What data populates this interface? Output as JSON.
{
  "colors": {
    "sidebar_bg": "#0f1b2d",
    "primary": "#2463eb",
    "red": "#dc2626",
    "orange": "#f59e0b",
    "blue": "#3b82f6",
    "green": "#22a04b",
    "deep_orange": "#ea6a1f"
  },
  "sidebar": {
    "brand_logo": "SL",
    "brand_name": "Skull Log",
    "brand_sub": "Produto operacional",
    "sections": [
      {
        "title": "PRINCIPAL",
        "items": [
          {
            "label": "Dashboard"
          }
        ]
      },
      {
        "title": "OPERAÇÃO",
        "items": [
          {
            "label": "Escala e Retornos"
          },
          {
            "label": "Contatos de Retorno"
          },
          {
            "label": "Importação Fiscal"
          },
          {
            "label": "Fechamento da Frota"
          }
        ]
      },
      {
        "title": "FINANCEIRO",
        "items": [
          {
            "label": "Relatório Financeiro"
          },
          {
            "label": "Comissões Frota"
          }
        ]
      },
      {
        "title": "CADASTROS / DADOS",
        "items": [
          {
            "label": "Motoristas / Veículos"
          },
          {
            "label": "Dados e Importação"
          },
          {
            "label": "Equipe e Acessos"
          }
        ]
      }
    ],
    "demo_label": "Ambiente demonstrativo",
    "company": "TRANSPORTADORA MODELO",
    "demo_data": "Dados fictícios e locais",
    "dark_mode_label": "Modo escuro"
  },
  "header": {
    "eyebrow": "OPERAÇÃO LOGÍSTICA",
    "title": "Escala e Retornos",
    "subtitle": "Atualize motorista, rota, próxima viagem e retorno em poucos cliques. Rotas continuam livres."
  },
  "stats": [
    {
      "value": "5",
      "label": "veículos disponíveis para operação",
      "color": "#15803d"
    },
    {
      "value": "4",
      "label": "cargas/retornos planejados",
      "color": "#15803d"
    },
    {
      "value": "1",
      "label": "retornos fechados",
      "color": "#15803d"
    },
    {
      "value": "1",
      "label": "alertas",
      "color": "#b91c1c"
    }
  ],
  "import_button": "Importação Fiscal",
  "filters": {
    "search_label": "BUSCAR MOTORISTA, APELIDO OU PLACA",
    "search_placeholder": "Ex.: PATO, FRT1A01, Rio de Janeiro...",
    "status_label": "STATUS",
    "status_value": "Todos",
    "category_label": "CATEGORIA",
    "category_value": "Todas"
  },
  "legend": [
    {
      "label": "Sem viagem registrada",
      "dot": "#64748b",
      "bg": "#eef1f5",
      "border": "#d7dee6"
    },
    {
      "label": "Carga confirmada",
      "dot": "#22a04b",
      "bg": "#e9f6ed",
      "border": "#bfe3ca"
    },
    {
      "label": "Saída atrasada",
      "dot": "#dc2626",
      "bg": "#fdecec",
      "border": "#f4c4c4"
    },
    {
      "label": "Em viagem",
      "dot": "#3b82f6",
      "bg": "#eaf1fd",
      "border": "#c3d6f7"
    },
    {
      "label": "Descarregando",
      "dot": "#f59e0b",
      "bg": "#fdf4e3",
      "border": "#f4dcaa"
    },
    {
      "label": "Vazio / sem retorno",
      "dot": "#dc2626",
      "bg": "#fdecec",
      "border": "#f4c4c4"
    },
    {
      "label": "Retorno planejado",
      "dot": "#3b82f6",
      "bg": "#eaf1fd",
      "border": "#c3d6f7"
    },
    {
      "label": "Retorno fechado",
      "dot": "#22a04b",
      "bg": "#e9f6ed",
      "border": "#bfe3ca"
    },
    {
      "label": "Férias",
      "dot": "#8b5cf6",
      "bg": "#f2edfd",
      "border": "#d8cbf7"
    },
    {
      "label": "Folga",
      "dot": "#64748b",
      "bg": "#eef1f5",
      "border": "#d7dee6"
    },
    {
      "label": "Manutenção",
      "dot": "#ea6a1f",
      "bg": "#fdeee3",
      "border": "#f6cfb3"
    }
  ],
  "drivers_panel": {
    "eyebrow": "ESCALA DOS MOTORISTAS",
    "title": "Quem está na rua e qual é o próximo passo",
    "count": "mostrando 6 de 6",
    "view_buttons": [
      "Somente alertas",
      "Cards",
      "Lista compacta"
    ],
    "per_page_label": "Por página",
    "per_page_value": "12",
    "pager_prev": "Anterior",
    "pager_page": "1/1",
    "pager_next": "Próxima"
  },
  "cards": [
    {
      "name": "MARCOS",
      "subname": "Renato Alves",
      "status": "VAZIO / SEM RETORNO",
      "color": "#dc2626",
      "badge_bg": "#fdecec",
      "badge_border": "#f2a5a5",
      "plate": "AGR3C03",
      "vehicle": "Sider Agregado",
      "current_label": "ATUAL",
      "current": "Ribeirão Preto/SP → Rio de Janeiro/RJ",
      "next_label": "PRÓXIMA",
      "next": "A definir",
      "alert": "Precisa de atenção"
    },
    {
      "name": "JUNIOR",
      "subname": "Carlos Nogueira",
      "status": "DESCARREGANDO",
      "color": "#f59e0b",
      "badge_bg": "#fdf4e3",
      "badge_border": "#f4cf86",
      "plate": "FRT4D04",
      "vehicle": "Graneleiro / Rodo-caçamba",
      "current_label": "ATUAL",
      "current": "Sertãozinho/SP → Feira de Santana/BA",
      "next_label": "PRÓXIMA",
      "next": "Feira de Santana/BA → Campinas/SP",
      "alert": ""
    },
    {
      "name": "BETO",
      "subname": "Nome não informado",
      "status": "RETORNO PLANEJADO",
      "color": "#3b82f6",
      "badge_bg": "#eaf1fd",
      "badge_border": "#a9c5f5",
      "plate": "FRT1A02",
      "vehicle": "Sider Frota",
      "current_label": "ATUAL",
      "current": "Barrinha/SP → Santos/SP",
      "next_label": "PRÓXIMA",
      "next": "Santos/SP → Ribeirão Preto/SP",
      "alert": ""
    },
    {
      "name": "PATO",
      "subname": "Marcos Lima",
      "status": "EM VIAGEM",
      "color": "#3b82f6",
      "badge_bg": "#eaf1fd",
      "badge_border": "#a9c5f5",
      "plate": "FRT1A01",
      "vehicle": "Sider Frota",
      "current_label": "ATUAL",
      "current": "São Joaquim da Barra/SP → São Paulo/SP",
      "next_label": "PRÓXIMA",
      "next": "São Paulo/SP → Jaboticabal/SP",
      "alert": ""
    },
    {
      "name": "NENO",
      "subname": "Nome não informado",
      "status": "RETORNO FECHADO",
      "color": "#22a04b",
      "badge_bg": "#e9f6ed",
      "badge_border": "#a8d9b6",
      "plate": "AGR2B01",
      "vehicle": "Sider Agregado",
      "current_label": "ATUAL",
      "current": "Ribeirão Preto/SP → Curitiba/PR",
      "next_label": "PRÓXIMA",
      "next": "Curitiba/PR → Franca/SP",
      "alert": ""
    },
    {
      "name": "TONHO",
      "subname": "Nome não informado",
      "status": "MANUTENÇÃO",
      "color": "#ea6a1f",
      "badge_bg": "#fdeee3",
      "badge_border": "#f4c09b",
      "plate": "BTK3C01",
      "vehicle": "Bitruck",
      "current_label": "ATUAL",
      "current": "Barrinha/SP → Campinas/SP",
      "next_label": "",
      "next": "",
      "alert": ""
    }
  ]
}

==

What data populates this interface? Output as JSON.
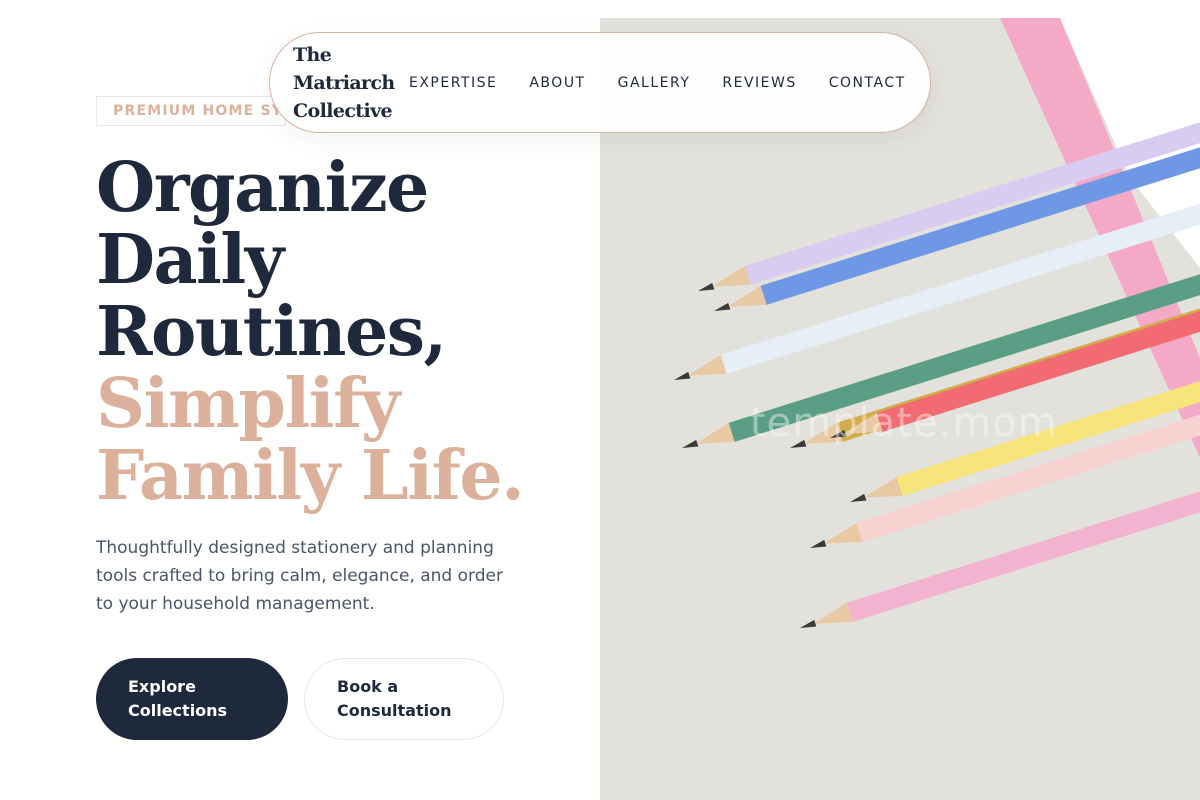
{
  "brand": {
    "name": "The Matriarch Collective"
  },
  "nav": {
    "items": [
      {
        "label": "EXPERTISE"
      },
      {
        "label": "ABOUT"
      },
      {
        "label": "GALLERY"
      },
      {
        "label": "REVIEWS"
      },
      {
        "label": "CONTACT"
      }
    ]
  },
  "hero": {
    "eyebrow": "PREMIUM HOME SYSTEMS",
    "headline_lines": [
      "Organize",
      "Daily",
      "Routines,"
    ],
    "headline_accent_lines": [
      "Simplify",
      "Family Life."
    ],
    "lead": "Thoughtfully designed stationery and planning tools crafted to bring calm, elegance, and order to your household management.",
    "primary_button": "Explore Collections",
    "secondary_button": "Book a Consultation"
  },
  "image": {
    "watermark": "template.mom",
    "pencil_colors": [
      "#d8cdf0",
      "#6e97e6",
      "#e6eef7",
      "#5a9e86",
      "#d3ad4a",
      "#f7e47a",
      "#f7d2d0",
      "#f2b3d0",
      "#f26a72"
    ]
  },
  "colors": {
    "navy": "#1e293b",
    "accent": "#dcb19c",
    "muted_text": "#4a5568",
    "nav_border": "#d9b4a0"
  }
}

**TASK BRIEF**
Locate each line with the word "Paulo" and copy it.

**SOLUTION FOR THIS PROBLEM**
      "current": "São Joaquim da Barra/SP → São Paulo/SP",
      "next": "São Paulo/SP → Jaboticabal/SP",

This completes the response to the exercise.